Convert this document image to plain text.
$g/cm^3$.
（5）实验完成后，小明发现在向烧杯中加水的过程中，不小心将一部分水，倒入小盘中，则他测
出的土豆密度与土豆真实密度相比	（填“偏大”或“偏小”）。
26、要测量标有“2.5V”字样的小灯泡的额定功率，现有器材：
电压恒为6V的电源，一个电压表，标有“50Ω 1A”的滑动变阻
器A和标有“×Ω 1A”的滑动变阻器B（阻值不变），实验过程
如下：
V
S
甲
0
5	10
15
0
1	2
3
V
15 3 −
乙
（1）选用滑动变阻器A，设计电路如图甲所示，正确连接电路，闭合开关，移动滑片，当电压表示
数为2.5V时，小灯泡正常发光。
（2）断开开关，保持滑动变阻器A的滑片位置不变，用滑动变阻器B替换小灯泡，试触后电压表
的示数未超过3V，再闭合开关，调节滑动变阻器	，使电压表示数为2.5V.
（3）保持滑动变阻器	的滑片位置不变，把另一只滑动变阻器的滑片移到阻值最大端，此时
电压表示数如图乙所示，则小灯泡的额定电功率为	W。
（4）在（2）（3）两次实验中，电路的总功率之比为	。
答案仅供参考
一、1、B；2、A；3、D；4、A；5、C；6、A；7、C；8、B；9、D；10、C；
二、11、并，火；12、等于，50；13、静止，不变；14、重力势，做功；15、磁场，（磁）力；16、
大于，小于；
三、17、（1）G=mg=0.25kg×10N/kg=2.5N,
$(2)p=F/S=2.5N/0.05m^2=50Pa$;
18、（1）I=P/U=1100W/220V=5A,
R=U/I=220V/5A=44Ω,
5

### [Work required]
Above are the records; copy all of them exactly.

### [Response below]
Convert this document image to plain text.
$g/cm^3$.
（5）实验完成后，小明发现在向烧杯中加水的过程中，不小心将一部分水，倒入小盘中，则他测
出的土豆密度与土豆真实密度相比	（填“偏大”或“偏小”）。
26、要测量标有“2.5V”字样的小灯泡的额定功率，现有器材：
电压恒为6V的电源，一个电压表，标有“50Ω 1A”的滑动变阻
器A和标有“×Ω 1A”的滑动变阻器B（阻值不变），实验过程
如下：
V
S
甲
0
5	10
15
0
1	2
3
V
15 3 −
乙
（1）选用滑动变阻器A，设计电路如图甲所示，正确连接电路，闭合开关，移动滑片，当电压表示
数为2.5V时，小灯泡正常发光。
（2）断开开关，保持滑动变阻器A的滑片位置不变，用滑动变阻器B替换小灯泡，试触后电压表
的示数未超过3V，再闭合开关，调节滑动变阻器	，使电压表示数为2.5V.
（3）保持滑动变阻器	的滑片位置不变，把另一只滑动变阻器的滑片移到阻值最大端，此时
电压表示数如图乙所示，则小灯泡的额定电功率为	W。
（4）在（2）（3）两次实验中，电路的总功率之比为	。
答案仅供参考
一、1、B；2、A；3、D；4、A；5、C；6、A；7、C；8、B；9、D；10、C；
二、11、并，火；12、等于，50；13、静止，不变；14、重力势，做功；15、磁场，（磁）力；16、
大于，小于；
三、17、（1）G=mg=0.25kg×10N/kg=2.5N,
$(2)p=F/S=2.5N/0.05m^2=50Pa$;
18、（1）I=P/U=1100W/220V=5A,
R=U/I=220V/5A=44Ω,
5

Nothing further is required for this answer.